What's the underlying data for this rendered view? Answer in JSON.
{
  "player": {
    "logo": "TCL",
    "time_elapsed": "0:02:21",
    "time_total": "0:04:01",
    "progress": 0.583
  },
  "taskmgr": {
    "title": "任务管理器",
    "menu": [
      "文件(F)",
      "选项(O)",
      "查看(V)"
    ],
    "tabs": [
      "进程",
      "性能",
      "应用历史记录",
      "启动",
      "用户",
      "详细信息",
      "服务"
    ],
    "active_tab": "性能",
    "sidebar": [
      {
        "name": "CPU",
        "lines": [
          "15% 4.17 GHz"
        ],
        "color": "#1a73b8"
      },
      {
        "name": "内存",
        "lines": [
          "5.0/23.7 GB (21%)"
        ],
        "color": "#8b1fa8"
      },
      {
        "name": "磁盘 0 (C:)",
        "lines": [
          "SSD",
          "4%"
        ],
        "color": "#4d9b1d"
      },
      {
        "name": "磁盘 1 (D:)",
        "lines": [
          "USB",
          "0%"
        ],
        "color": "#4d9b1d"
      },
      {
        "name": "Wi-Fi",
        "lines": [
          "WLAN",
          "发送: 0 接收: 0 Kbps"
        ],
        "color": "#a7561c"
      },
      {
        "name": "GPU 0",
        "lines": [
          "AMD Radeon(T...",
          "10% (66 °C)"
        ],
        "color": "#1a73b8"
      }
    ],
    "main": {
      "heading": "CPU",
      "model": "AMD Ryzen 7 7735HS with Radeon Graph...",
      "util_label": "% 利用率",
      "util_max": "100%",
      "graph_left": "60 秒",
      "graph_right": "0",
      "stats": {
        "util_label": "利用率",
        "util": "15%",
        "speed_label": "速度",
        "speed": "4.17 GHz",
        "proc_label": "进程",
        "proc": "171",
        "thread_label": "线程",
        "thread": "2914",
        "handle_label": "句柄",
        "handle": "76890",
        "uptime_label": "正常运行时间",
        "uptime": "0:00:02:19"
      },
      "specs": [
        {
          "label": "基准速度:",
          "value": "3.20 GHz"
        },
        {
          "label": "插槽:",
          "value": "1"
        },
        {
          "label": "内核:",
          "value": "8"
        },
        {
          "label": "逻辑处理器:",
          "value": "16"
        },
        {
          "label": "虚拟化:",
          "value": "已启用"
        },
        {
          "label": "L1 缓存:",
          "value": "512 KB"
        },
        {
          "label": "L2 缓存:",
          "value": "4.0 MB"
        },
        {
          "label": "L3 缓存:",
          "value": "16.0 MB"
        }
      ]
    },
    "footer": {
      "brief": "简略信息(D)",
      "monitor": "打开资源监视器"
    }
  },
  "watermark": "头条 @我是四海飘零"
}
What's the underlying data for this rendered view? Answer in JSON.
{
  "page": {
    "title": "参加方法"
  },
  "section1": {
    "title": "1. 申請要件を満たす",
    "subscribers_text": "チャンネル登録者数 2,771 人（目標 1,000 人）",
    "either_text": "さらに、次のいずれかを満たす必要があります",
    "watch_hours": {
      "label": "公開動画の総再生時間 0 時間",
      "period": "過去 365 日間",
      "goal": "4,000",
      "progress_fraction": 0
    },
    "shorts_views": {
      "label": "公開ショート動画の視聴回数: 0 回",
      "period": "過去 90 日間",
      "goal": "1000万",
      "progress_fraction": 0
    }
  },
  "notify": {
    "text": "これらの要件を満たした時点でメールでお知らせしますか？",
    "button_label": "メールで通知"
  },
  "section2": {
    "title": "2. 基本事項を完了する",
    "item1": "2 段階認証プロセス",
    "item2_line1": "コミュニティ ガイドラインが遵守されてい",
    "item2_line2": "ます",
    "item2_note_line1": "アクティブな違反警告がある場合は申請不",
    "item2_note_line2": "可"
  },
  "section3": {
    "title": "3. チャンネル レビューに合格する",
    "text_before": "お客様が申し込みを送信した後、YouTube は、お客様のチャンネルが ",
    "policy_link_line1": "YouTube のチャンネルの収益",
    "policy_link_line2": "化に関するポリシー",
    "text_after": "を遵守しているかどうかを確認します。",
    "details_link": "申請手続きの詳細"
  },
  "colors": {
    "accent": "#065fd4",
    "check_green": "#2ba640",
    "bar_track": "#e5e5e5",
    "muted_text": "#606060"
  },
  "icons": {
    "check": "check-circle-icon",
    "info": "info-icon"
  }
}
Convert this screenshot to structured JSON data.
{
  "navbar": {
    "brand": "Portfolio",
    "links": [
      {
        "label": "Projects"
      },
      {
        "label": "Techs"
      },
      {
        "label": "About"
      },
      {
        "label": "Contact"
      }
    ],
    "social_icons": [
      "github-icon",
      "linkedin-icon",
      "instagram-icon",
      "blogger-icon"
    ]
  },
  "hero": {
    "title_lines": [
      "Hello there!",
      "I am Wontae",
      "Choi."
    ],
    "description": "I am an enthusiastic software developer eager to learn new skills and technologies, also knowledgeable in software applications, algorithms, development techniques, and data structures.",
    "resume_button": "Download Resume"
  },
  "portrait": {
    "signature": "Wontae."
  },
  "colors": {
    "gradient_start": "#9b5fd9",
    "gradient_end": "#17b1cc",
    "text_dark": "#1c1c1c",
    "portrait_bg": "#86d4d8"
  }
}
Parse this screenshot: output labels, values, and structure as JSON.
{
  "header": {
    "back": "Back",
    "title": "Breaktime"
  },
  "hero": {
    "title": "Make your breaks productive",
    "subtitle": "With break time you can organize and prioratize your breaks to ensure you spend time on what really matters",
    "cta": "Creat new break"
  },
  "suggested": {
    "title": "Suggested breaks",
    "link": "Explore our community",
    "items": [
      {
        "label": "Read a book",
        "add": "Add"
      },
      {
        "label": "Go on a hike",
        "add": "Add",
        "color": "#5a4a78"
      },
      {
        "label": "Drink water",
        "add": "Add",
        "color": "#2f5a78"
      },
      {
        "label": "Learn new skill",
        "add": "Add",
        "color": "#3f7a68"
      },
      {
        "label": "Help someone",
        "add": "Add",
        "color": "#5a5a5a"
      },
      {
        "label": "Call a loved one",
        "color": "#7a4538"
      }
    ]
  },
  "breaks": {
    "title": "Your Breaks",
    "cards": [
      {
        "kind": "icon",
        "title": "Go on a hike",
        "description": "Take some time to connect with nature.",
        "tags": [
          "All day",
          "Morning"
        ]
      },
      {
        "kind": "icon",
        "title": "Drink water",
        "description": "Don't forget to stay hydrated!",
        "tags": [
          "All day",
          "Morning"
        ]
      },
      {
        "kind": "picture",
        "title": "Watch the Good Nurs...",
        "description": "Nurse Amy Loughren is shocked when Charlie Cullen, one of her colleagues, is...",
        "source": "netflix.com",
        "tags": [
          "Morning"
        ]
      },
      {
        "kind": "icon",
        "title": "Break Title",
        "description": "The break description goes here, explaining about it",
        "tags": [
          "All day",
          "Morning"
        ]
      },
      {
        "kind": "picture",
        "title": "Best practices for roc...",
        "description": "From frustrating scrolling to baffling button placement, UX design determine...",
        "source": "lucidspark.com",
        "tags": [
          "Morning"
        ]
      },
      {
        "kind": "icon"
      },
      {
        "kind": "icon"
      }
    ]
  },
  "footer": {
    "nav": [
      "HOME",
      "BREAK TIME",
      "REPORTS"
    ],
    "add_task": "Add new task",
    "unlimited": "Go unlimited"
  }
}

□ □ □ □

CHALLENGE
Your task is to extract all of the records exactly.

FINISHED TASK
What's the underlying data for this rendered view? Answer in JSON.
{
  "player": {
    "logo": "TCL",
    "time_elapsed": "0:02:21",
    "time_total": "0:04:01",
    "progress": 0.583
  },
  "taskmgr": {
    "title": "任务管理器",
    "menu": [
      "文件(F)",
      "选项(O)",
      "查看(V)"
    ],
    "tabs": [
      "进程",
      "性能",
      "应用历史记录",
      "启动",
      "用户",
      "详细信息",
      "服务"
    ],
    "active_tab": "性能",
    "sidebar": [
      {
        "name": "CPU",
        "lines": [
          "15% 4.17 GHz"
        ],
        "color": "#1a73b8"
      },
      {
        "name": "内存",
        "lines": [
          "5.0/23.7 GB (21%)"
        ],
        "color": "#8b1fa8"
      },
      {
        "name": "磁盘 0 (C:)",
        "lines": [
          "SSD",
          "4%"
        ],
        "color": "#4d9b1d"
      },
      {
        "name": "磁盘 1 (D:)",
        "lines": [
          "USB",
          "0%"
        ],
        "color": "#4d9b1d"
      },
      {
        "name": "Wi-Fi",
        "lines": [
          "WLAN",
          "发送: 0 接收: 0 Kbps"
        ],
        "color": "#a7561c"
      },
      {
        "name": "GPU 0",
        "lines": [
          "AMD Radeon(T...",
          "10% (66 °C)"
        ],
        "color": "#1a73b8"
      }
    ],
    "main": {
      "heading": "CPU",
      "model": "AMD Ryzen 7 7735HS with Radeon Graph...",
      "util_label": "% 利用率",
      "util_max": "100%",
      "graph_left": "60 秒",
      "graph_right": "0",
      "stats": {
        "util_label": "利用率",
        "util": "15%",
        "speed_label": "速度",
        "speed": "4.17 GHz",
        "proc_label": "进程",
        "proc": "171",
        "thread_label": "线程",
        "thread": "2914",
        "handle_label": "句柄",
        "handle": "76890",
        "uptime_label": "正常运行时间",
        "uptime": "0:00:02:19"
      },
      "specs": [
        {
          "label": "基准速度:",
          "value": "3.20 GHz"
        },
        {
          "label": "插槽:",
          "value": "1"
        },
        {
          "label": "内核:",
          "value": "8"
        },
        {
          "label": "逻辑处理器:",
          "value": "16"
        },
        {
          "label": "虚拟化:",
          "value": "已启用"
        },
        {
          "label": "L1 缓存:",
          "value": "512 KB"
        },
        {
          "label": "L2 缓存:",
          "value": "4.0 MB"
        },
        {
          "label": "L3 缓存:",
          "value": "16.0 MB"
        }
      ]
    },
    "footer": {
      "brief": "简略信息(D)",
      "monitor": "打开资源监视器"
    }
  },
  "watermark": "头条 @我是四海飘零"
}
What's the underlying data for this rendered view? Answer in JSON.
{
  "page": {
    "title": "参加方法"
  },
  "section1": {
    "title": "1. 申請要件を満たす",
    "subscribers_text": "チャンネル登録者数 2,771 人（目標 1,000 人）",
    "either_text": "さらに、次のいずれかを満たす必要があります",
    "watch_hours": {
      "label": "公開動画の総再生時間 0 時間",
      "period": "過去 365 日間",
      "goal": "4,000",
      "progress_fraction": 0
    },
    "shorts_views": {
      "label": "公開ショート動画の視聴回数: 0 回",
      "period": "過去 90 日間",
      "goal": "1000万",
      "progress_fraction": 0
    }
  },
  "notify": {
    "text": "これらの要件を満たした時点でメールでお知らせしますか？",
    "button_label": "メールで通知"
  },
  "section2": {
    "title": "2. 基本事項を完了する",
    "item1": "2 段階認証プロセス",
    "item2_line1": "コミュニティ ガイドラインが遵守されてい",
    "item2_line2": "ます",
    "item2_note_line1": "アクティブな違反警告がある場合は申請不",
    "item2_note_line2": "可"
  },
  "section3": {
    "title": "3. チャンネル レビューに合格する",
    "text_before": "お客様が申し込みを送信した後、YouTube は、お客様のチャンネルが ",
    "policy_link_line1": "YouTube のチャンネルの収益",
    "policy_link_line2": "化に関するポリシー",
    "text_after": "を遵守しているかどうかを確認します。",
    "details_link": "申請手続きの詳細"
  },
  "colors": {
    "accent": "#065fd4",
    "check_green": "#2ba640",
    "bar_track": "#e5e5e5",
    "muted_text": "#606060"
  },
  "icons": {
    "check": "check-circle-icon",
    "info": "info-icon"
  }
}
Convert this screenshot to structured JSON data.
{
  "navbar": {
    "brand": "Portfolio",
    "links": [
      {
        "label": "Projects"
      },
      {
        "label": "Techs"
      },
      {
        "label": "About"
      },
      {
        "label": "Contact"
      }
    ],
    "social_icons": [
      "github-icon",
      "linkedin-icon",
      "instagram-icon",
      "blogger-icon"
    ]
  },
  "hero": {
    "title_lines": [
      "Hello there!",
      "I am Wontae",
      "Choi."
    ],
    "description": "I am an enthusiastic software developer eager to learn new skills and technologies, also knowledgeable in software applications, algorithms, development techniques, and data structures.",
    "resume_button": "Download Resume"
  },
  "portrait": {
    "signature": "Wontae."
  },
  "colors": {
    "gradient_start": "#9b5fd9",
    "gradient_end": "#17b1cc",
    "text_dark": "#1c1c1c",
    "portrait_bg": "#86d4d8"
  }
}
Parse this screenshot: output labels, values, and structure as JSON.
{
  "header": {
    "back": "Back",
    "title": "Breaktime"
  },
  "hero": {
    "title": "Make your breaks productive",
    "subtitle": "With break time you can organize and prioratize your breaks to ensure you spend time on what really matters",
    "cta": "Creat new break"
  },
  "suggested": {
    "title": "Suggested breaks",
    "link": "Explore our community",
    "items": [
      {
        "label": "Read a book",
        "add": "Add"
      },
      {
        "label": "Go on a hike",
        "add": "Add",
        "color": "#5a4a78"
      },
      {
        "label": "Drink water",
        "add": "Add",
        "color": "#2f5a78"
      },
      {
        "label": "Learn new skill",
        "add": "Add",
        "color": "#3f7a68"
      },
      {
        "label": "Help someone",
        "add": "Add",
        "color": "#5a5a5a"
      },
      {
        "label": "Call a loved one",
        "color": "#7a4538"
      }
    ]
  },
  "breaks": {
    "title": "Your Breaks",
    "cards": [
      {
        "kind": "icon",
        "title": "Go on a hike",
        "description": "Take some time to connect with nature.",
        "tags": [
          "All day",
          "Morning"
        ]
      },
      {
        "kind": "icon",
        "title": "Drink water",
        "description": "Don't forget to stay hydrated!",
        "tags": [
          "All day",
          "Morning"
        ]
      },
      {
        "kind": "picture",
        "title": "Watch the Good Nurs...",
        "description": "Nurse Amy Loughren is shocked when Charlie Cullen, one of her colleagues, is...",
        "source": "netflix.com",
        "tags": [
          "Morning"
        ]
      },
      {
        "kind": "icon",
        "title": "Break Title",
        "description": "The break description goes here, explaining about it",
        "tags": [
          "All day",
          "Morning"
        ]
      },
      {
        "kind": "picture",
        "title": "Best practices for roc...",
        "description": "From frustrating scrolling to baffling button placement, UX design determine...",
        "source": "lucidspark.com",
        "tags": [
          "Morning"
        ]
      },
      {
        "kind": "icon"
      },
      {
        "kind": "icon"
      }
    ]
  },
  "footer": {
    "nav": [
      "HOME",
      "BREAK TIME",
      "REPORTS"
    ],
    "add_task": "Add new task",
    "unlimited": "Go unlimited"
  }
}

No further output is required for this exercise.